Written instruction: Return every line below as is, leaving out the pictures.

----- Entries provided -----

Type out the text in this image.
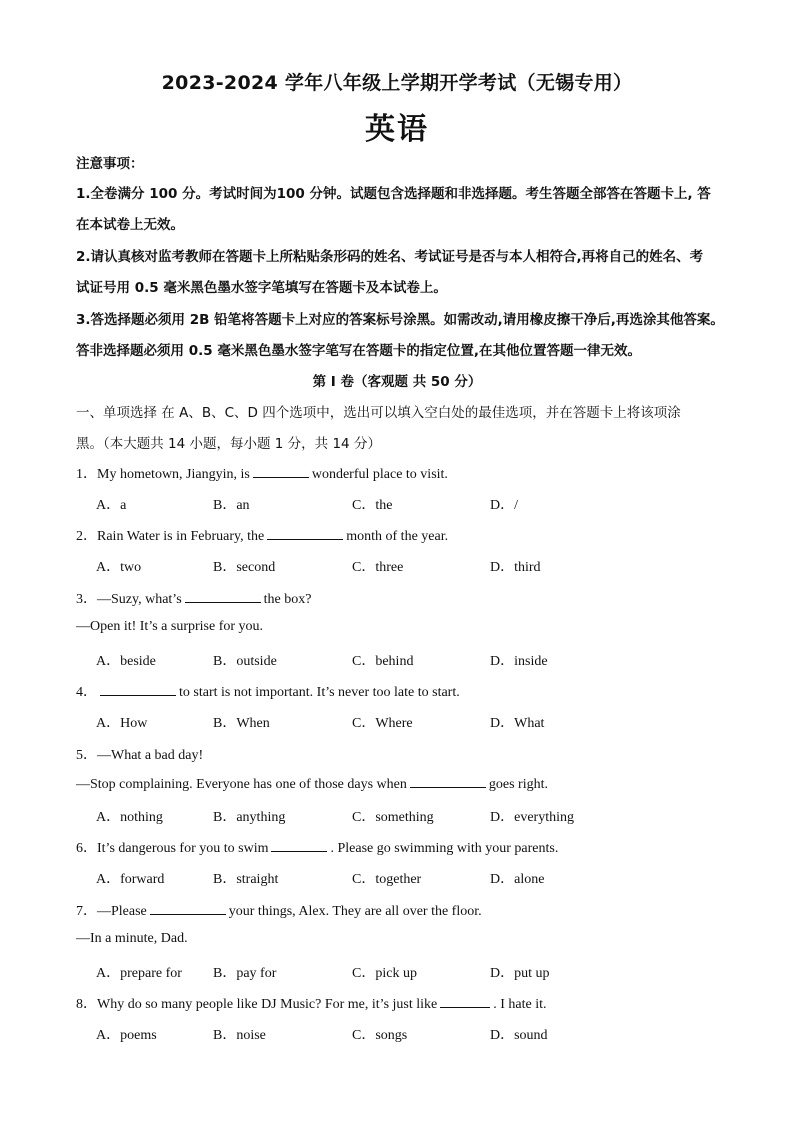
2023-2024 学年八年级上学期开学考试（无锡专用）
英语
注意事项：
1.全卷满分 100 分。考试时间为100 分钟。试题包含选择题和非选择题。考生答题全部答在答题卡上, 答
在本试卷上无效。
2.请认真核对监考教师在答题卡上所粘贴条形码的姓名、考试证号是否与本人相符合,再将自己的姓名、考
试证号用 0.5 毫米黑色墨水签字笔填写在答题卡及本试卷上。
3.答选择题必须用 2B 铅笔将答题卡上对应的答案标号涂黑。如需改动,请用橡皮擦干净后,再选涂其他答案。
答非选择题必须用 0.5 毫米黑色墨水签字笔写在答题卡的指定位置,在其他位置答题一律无效。
第 I 卷（客观题 共 50 分）
一、单项选择 在 A、B、C、D 四个选项中，选出可以填入空白处的最佳选项，并在答题卡上将该项涂
黑。（本大题共 14 小题，每小题 1 分，共 14 分）
1．My hometown, Jiangyin, is	wonderful place to visit.
A．a	B．an	C．the	D．/
2．Rain Water is in February, the	month of the year.
A．two	B．second	C．three	D．third
3．—Suzy, what’s	the box?
—Open it! It’s a surprise for you.
A．beside	B．outside	C．behind	D．inside
4．	to start is not important. It’s never too late to start.
A．How	B．When	C．Where	D．What
5．—What a bad day!
—Stop complaining. Everyone has one of those days when	goes right.
A．nothing	B．anything	C．something	D．everything
6．It’s dangerous for you to swim	. Please go swimming with your parents.
A．forward	B．straight	C．together	D．alone
7．—Please	your things, Alex. They are all over the floor.
—In a minute, Dad.
A．prepare for B．pay for	C．pick up	D．put up
8．Why do so many people like DJ Music? For me, it’s just like	. I hate it.
A．poems	B．noise	C．songs	D．sound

-----

Exercise response:
Type out the text in this image.
2023-2024 学年八年级上学期开学考试（无锡专用）
英语
注意事项：
1.全卷满分 100 分。考试时间为100 分钟。试题包含选择题和非选择题。考生答题全部答在答题卡上, 答
在本试卷上无效。
2.请认真核对监考教师在答题卡上所粘贴条形码的姓名、考试证号是否与本人相符合,再将自己的姓名、考
试证号用 0.5 毫米黑色墨水签字笔填写在答题卡及本试卷上。
3.答选择题必须用 2B 铅笔将答题卡上对应的答案标号涂黑。如需改动,请用橡皮擦干净后,再选涂其他答案。
答非选择题必须用 0.5 毫米黑色墨水签字笔写在答题卡的指定位置,在其他位置答题一律无效。
第 I 卷（客观题 共 50 分）
一、单项选择 在 A、B、C、D 四个选项中，选出可以填入空白处的最佳选项，并在答题卡上将该项涂
黑。（本大题共 14 小题，每小题 1 分，共 14 分）
1．My hometown, Jiangyin, is	wonderful place to visit.
A．a	B．an	C．the	D．/
2．Rain Water is in February, the	month of the year.
A．two	B．second	C．three	D．third
3．—Suzy, what’s	the box?
—Open it! It’s a surprise for you.
A．beside	B．outside	C．behind	D．inside
4．	to start is not important. It’s never too late to start.
A．How	B．When	C．Where	D．What
5．—What a bad day!
—Stop complaining. Everyone has one of those days when	goes right.
A．nothing	B．anything	C．something	D．everything
6．It’s dangerous for you to swim	. Please go swimming with your parents.
A．forward	B．straight	C．together	D．alone
7．—Please	your things, Alex. They are all over the floor.
—In a minute, Dad.
A．prepare for B．pay for	C．pick up	D．put up
8．Why do so many people like DJ Music? For me, it’s just like	. I hate it.
A．poems	B．noise	C．songs	D．sound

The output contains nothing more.